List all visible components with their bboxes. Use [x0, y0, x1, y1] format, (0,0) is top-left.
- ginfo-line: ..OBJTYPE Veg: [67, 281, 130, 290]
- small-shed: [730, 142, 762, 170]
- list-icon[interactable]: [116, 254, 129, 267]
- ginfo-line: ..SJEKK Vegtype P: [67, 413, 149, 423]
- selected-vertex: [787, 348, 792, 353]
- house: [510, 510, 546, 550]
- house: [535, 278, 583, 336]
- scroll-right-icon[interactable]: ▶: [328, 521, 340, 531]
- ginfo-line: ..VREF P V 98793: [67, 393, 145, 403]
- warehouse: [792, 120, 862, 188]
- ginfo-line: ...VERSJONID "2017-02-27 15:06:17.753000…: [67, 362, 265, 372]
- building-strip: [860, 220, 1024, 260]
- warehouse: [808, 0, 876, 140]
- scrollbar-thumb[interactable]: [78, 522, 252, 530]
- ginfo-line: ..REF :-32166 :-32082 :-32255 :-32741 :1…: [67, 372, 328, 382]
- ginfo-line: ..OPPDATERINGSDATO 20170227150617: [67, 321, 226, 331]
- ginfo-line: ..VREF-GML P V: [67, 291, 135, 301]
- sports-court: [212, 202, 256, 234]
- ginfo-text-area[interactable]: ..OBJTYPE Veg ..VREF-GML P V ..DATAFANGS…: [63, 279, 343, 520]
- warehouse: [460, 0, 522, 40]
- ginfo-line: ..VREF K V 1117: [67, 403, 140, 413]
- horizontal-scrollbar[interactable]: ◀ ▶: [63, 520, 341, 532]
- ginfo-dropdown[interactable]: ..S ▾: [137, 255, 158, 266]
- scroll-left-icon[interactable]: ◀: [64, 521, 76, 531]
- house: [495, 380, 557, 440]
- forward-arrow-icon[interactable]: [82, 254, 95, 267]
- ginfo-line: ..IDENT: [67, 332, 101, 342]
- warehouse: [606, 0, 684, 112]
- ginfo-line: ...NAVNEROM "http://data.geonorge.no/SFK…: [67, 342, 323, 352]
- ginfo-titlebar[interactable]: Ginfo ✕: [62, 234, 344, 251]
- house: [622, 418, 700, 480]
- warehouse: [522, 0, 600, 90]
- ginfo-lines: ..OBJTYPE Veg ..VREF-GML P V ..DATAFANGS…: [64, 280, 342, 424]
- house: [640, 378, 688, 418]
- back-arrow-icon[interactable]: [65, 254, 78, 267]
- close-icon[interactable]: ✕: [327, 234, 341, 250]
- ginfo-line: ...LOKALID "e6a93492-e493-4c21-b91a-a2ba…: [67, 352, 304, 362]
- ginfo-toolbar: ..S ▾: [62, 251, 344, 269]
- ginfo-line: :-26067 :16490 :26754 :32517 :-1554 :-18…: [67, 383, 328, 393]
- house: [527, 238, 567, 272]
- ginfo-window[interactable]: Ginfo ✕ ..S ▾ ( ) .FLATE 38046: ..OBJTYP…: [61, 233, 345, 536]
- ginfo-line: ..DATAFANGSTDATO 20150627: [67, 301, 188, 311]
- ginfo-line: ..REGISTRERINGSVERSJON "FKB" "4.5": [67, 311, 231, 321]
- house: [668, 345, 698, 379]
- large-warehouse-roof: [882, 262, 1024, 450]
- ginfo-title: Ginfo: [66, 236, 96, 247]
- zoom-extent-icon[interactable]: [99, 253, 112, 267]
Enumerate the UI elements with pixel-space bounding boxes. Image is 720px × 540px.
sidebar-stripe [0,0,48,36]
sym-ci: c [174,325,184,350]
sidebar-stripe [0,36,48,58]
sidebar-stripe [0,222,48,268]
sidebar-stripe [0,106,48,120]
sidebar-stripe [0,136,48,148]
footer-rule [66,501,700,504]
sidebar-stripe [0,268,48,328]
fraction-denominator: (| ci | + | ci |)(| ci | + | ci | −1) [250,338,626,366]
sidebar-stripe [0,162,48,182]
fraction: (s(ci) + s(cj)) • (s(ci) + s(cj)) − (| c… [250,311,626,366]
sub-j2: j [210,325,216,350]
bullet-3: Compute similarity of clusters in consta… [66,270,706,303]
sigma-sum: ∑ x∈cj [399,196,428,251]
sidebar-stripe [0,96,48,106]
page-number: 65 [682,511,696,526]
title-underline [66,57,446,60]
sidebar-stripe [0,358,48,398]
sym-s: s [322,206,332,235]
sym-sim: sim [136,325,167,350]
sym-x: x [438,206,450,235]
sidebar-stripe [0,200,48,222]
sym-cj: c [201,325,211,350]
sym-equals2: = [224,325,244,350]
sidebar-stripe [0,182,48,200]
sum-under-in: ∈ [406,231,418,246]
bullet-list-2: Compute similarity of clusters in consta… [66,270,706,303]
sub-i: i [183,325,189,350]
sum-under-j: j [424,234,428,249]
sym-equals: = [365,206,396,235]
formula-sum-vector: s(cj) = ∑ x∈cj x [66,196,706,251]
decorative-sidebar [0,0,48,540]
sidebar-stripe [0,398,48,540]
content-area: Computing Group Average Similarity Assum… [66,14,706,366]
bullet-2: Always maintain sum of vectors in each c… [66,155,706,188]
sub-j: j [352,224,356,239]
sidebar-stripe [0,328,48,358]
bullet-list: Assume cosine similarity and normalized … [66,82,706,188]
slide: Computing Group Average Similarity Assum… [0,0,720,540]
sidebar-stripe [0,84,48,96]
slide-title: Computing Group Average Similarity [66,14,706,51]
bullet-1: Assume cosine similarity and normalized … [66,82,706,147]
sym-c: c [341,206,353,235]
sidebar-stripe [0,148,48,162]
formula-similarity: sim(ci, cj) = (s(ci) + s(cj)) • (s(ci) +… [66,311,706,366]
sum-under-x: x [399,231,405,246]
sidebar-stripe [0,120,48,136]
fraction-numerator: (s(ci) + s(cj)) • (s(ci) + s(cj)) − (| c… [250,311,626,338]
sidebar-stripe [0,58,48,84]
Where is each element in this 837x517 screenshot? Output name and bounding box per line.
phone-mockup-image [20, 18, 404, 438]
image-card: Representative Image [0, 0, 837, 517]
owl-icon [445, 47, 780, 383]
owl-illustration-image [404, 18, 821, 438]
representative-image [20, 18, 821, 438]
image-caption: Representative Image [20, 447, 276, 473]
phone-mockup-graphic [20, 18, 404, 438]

______

Given request =>
Pull out the data above word for word, from its first line up to and including the line containing "- house: [510, 510, 546, 550]".

Full solution =>
List all visible components with their bboxes. Use [x0, y0, x1, y1] format, (0,0) is top-left.
- ginfo-line: ..OBJTYPE Veg: [67, 281, 130, 290]
- small-shed: [730, 142, 762, 170]
- list-icon[interactable]: [116, 254, 129, 267]
- ginfo-line: ..SJEKK Vegtype P: [67, 413, 149, 423]
- selected-vertex: [787, 348, 792, 353]
- house: [510, 510, 546, 550]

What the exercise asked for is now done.